** Begin THE DATA **

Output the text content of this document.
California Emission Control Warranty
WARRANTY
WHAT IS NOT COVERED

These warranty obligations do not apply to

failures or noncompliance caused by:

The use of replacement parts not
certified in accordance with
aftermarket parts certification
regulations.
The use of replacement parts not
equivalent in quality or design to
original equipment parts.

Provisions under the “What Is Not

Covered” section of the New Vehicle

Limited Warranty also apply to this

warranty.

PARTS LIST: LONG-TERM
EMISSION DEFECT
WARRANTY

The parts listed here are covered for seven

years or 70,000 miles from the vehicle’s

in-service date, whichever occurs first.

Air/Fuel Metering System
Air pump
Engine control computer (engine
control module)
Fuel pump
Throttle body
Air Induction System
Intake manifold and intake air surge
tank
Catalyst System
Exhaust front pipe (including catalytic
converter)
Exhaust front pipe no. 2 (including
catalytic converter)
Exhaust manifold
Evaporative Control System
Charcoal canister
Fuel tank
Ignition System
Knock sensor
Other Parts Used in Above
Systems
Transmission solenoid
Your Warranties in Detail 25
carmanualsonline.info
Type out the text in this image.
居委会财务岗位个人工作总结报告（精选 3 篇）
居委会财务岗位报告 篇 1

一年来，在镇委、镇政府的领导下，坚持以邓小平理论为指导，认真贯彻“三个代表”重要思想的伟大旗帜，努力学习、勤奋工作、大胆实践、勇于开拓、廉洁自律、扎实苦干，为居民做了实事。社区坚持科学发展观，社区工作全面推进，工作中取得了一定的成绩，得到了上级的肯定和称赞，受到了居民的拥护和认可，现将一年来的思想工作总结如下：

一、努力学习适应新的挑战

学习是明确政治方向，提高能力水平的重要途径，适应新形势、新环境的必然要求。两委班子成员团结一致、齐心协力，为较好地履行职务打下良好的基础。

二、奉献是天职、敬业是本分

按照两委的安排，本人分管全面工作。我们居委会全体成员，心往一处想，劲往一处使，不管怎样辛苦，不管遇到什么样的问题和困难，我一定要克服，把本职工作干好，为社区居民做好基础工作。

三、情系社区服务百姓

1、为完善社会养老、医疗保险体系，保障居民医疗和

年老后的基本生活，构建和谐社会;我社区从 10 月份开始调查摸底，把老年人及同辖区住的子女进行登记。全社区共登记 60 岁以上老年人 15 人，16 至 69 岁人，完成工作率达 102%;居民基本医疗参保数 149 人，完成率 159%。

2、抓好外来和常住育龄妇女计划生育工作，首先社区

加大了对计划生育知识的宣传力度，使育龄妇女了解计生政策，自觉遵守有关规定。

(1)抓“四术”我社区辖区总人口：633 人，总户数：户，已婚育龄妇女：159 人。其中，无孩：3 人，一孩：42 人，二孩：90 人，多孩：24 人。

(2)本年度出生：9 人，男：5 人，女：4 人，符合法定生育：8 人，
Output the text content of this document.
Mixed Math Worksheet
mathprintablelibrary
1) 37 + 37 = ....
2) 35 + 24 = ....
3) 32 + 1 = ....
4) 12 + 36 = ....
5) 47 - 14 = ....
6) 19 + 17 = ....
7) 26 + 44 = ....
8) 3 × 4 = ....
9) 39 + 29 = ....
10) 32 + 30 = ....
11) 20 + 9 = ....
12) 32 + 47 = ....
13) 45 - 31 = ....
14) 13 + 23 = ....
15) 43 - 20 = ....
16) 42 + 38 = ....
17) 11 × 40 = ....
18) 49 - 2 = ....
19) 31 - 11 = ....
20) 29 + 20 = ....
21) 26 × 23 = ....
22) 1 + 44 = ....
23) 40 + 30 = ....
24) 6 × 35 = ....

** End THE DATA **

EXERCISE:
Copy out each line of the data where the string "pipe" appears.

COMPLETE RESPONSE:
Exhaust front pipe (including catalytic
Exhaust front pipe no. 2 (including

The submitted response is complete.